> Set task
Skip the images. Copy the records exactly as written.

— start of Source material —

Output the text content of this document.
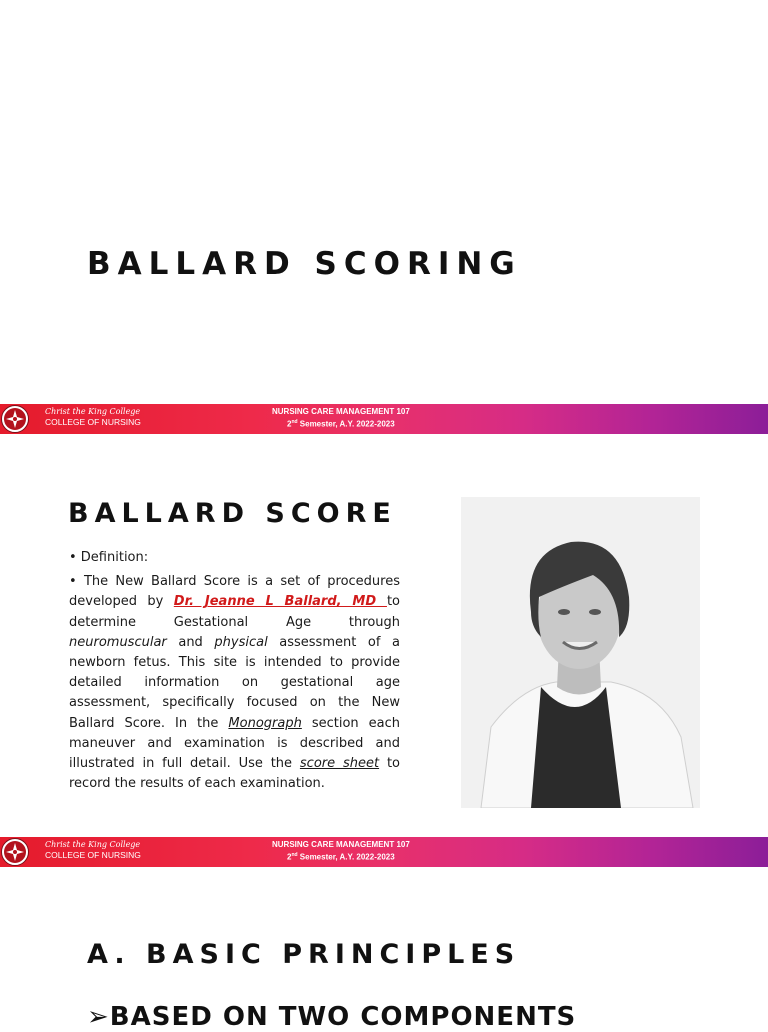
BALLARD SCORING
Christ the King College
COLLEGE OF NURSING
NURSING CARE MANAGEMENT 107
2nd Semester, A.Y. 2022-2023
BALLARD SCORE

• Definition:

• The New Ballard Score is a set of procedures developed by Dr. Jeanne L Ballard, MD to determine Gestational Age through neuromuscular and physical assessment of a newborn fetus. This site is intended to provide detailed information on gestational age assessment, specifically focused on the New Ballard Score. In the Monograph section each maneuver and examination is described and illustrated in full detail. Use the score sheet to record the results of each examination.

Christ the King College
COLLEGE OF NURSING
NURSING CARE MANAGEMENT 107
2nd Semester, A.Y. 2022-2023
A. BASIC PRINCIPLES
➢BASED ON TWO COMPONENTS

— end of Source material —

> Answer for this exercise
Output the text content of this document.
BALLARD SCORING
Christ the King College
COLLEGE OF NURSING
NURSING CARE MANAGEMENT 107
2nd Semester, A.Y. 2022-2023
BALLARD SCORE

• Definition:

• The New Ballard Score is a set of procedures developed by Dr. Jeanne L Ballard, MD to determine Gestational Age through neuromuscular and physical assessment of a newborn fetus. This site is intended to provide detailed information on gestational age assessment, specifically focused on the New Ballard Score. In the Monograph section each maneuver and examination is described and illustrated in full detail. Use the score sheet to record the results of each examination.

Christ the King College
COLLEGE OF NURSING
NURSING CARE MANAGEMENT 107
2nd Semester, A.Y. 2022-2023
A. BASIC PRINCIPLES
➢BASED ON TWO COMPONENTS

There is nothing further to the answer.